____ AVAILABLE DATA

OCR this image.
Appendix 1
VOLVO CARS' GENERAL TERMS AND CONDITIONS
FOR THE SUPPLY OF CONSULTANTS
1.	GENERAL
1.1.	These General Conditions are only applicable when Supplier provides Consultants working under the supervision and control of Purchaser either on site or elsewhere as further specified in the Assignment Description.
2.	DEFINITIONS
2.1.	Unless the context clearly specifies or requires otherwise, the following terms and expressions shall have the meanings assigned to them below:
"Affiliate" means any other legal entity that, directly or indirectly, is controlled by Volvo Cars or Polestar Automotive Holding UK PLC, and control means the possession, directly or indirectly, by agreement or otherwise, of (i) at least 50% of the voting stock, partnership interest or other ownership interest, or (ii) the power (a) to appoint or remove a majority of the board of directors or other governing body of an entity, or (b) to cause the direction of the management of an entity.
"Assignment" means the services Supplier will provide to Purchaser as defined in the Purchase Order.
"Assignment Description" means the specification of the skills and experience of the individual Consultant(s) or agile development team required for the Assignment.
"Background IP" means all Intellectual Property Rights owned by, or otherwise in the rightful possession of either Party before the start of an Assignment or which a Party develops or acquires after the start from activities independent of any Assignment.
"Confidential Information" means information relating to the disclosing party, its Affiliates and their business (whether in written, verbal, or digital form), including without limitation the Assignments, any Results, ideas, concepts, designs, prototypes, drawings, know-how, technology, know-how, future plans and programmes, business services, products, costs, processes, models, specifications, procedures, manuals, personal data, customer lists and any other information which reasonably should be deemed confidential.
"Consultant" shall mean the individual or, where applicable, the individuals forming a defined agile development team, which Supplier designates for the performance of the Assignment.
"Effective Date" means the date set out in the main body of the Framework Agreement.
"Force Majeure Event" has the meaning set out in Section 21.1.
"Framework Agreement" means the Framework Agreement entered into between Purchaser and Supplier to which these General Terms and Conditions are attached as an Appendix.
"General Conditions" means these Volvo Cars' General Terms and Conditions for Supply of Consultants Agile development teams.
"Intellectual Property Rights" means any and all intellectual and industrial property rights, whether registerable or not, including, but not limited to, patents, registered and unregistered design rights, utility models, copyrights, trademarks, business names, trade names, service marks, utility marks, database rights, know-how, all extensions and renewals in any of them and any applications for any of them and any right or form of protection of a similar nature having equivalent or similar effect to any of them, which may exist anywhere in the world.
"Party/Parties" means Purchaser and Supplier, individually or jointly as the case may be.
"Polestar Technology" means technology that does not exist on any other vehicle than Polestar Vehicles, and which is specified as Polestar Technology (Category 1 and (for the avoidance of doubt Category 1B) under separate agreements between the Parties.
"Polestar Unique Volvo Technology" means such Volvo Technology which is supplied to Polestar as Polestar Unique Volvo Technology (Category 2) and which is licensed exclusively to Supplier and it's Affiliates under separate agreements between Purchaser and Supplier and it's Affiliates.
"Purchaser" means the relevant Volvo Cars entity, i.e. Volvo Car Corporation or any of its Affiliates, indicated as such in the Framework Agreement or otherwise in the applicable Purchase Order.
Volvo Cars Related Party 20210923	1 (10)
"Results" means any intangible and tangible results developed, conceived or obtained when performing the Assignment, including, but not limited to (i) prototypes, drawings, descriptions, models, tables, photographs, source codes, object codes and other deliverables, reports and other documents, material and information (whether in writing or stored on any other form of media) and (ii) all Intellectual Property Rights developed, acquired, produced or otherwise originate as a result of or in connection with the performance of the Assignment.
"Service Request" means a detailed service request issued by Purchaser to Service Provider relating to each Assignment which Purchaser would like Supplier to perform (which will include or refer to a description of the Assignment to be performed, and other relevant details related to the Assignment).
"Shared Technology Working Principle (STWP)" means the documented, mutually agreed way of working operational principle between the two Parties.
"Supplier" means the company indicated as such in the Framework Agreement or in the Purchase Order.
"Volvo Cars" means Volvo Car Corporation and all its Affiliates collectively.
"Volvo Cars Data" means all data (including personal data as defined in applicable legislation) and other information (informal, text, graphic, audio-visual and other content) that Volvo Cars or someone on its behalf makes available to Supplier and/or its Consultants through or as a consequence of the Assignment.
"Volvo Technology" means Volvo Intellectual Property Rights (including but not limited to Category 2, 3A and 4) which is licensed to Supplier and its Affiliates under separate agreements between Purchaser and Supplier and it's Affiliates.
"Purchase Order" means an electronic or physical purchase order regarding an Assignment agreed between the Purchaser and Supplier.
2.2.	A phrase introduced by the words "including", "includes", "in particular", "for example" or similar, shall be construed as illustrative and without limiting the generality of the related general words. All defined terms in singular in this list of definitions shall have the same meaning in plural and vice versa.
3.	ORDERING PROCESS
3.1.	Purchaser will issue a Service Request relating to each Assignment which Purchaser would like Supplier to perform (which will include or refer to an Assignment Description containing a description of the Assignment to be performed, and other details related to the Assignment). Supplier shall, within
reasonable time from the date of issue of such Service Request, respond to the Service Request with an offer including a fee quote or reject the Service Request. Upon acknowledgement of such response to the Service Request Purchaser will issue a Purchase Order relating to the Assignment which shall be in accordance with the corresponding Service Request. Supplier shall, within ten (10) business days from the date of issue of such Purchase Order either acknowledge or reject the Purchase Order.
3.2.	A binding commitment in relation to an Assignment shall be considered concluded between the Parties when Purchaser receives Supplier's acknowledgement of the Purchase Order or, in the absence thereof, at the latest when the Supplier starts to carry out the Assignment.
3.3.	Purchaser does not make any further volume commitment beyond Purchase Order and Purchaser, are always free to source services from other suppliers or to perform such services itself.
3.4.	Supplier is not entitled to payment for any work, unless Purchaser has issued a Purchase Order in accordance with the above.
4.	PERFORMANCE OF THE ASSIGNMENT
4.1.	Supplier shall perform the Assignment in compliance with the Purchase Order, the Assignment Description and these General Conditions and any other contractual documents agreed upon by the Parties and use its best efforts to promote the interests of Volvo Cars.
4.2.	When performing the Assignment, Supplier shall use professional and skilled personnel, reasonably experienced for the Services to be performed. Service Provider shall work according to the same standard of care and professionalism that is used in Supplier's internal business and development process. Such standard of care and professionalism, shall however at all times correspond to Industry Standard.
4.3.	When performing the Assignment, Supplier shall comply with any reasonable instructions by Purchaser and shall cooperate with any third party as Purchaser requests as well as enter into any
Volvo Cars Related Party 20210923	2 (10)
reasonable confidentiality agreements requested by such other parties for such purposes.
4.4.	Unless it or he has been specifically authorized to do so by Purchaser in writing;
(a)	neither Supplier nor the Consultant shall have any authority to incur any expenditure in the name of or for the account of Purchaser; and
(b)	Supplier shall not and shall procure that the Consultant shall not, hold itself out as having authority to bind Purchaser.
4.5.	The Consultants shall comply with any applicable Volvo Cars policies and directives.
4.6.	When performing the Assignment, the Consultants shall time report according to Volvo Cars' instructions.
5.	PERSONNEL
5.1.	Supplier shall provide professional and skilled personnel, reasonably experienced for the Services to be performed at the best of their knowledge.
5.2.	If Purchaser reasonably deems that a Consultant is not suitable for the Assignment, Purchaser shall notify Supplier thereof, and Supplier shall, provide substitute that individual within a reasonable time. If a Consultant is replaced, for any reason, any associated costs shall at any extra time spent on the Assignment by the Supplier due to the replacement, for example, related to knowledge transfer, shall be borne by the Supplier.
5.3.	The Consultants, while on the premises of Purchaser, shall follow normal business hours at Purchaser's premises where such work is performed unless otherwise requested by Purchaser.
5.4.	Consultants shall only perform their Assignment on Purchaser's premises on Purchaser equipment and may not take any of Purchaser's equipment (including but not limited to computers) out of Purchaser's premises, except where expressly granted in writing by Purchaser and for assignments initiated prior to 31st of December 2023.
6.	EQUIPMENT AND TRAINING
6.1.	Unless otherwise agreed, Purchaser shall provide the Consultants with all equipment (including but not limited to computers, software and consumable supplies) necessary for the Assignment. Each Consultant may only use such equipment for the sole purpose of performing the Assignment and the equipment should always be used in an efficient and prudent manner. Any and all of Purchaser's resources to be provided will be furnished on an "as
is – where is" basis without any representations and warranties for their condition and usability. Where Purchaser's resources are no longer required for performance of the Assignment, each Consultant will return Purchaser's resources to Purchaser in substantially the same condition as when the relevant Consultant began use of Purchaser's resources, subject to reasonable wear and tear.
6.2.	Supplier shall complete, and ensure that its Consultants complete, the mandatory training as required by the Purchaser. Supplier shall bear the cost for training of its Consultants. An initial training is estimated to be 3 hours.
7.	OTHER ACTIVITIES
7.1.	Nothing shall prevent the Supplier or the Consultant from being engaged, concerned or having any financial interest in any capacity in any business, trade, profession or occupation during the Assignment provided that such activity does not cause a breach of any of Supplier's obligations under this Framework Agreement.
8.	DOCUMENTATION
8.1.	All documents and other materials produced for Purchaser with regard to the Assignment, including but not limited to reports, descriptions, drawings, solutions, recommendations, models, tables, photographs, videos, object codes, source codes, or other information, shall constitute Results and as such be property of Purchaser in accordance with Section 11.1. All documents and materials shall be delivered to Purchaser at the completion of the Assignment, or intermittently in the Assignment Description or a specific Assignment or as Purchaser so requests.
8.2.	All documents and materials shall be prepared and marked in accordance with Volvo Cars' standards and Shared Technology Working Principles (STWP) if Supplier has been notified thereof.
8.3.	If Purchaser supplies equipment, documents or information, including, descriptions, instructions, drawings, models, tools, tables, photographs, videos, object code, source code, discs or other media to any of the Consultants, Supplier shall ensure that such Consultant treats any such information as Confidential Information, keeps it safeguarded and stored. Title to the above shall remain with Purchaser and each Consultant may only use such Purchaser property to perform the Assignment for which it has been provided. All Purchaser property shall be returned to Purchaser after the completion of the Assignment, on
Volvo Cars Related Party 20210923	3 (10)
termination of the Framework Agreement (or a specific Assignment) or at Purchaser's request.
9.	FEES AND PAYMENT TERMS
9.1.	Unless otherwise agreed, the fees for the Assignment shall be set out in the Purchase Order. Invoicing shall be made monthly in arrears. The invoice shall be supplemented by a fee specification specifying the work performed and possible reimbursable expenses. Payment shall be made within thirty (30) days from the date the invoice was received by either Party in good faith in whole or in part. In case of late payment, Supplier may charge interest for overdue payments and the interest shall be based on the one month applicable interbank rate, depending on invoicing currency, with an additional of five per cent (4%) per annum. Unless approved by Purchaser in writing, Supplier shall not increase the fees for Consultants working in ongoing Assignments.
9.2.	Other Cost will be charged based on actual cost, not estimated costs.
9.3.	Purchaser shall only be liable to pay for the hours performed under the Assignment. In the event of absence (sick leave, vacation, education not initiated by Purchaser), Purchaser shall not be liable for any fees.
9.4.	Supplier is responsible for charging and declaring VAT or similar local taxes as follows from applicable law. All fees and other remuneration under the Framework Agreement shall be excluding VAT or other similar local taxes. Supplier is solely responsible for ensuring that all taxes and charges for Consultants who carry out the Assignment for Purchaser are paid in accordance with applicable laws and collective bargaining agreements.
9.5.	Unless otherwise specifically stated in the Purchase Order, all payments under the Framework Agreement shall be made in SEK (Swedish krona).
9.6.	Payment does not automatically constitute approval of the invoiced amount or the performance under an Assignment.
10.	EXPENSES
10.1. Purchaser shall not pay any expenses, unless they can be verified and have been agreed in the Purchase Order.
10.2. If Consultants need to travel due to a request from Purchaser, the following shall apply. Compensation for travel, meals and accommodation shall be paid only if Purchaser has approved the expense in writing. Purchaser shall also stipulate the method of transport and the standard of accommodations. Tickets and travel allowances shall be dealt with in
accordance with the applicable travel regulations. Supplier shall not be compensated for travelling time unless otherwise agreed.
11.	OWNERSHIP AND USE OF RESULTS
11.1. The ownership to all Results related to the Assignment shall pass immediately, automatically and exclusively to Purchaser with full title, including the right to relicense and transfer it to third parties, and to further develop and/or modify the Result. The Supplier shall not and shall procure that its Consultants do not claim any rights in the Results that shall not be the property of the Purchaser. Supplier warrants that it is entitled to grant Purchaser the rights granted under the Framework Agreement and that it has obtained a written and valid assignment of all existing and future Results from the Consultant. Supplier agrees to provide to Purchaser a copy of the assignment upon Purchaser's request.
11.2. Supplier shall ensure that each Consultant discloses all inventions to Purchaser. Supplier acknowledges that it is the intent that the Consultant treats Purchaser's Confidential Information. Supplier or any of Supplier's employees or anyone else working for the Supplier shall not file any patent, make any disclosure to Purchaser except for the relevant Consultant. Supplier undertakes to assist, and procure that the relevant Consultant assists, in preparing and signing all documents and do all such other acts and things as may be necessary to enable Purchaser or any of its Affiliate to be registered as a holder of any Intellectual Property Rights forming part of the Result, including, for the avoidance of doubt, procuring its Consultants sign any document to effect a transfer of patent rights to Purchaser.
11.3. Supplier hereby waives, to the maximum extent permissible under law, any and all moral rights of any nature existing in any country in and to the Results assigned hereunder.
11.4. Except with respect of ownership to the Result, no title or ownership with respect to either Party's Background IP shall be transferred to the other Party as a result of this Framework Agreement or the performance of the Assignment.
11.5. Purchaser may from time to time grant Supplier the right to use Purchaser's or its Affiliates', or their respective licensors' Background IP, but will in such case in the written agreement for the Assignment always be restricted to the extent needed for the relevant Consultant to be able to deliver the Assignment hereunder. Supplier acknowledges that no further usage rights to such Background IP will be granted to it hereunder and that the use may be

________

- **WHAT YOU SHOULD DO**: Reproduce each line from the records that contains the word "into".

- **FINAL ANSWER**:
"Framework Agreement" means the Framework Agreement entered into between Purchaser and Supplier to which these General Terms and Conditions are attached as an Appendix.
4.3.	When performing the Assignment, Supplier shall comply with any reasonable instructions by Purchaser and shall cooperate with any third party as Purchaser requests as well as enter into any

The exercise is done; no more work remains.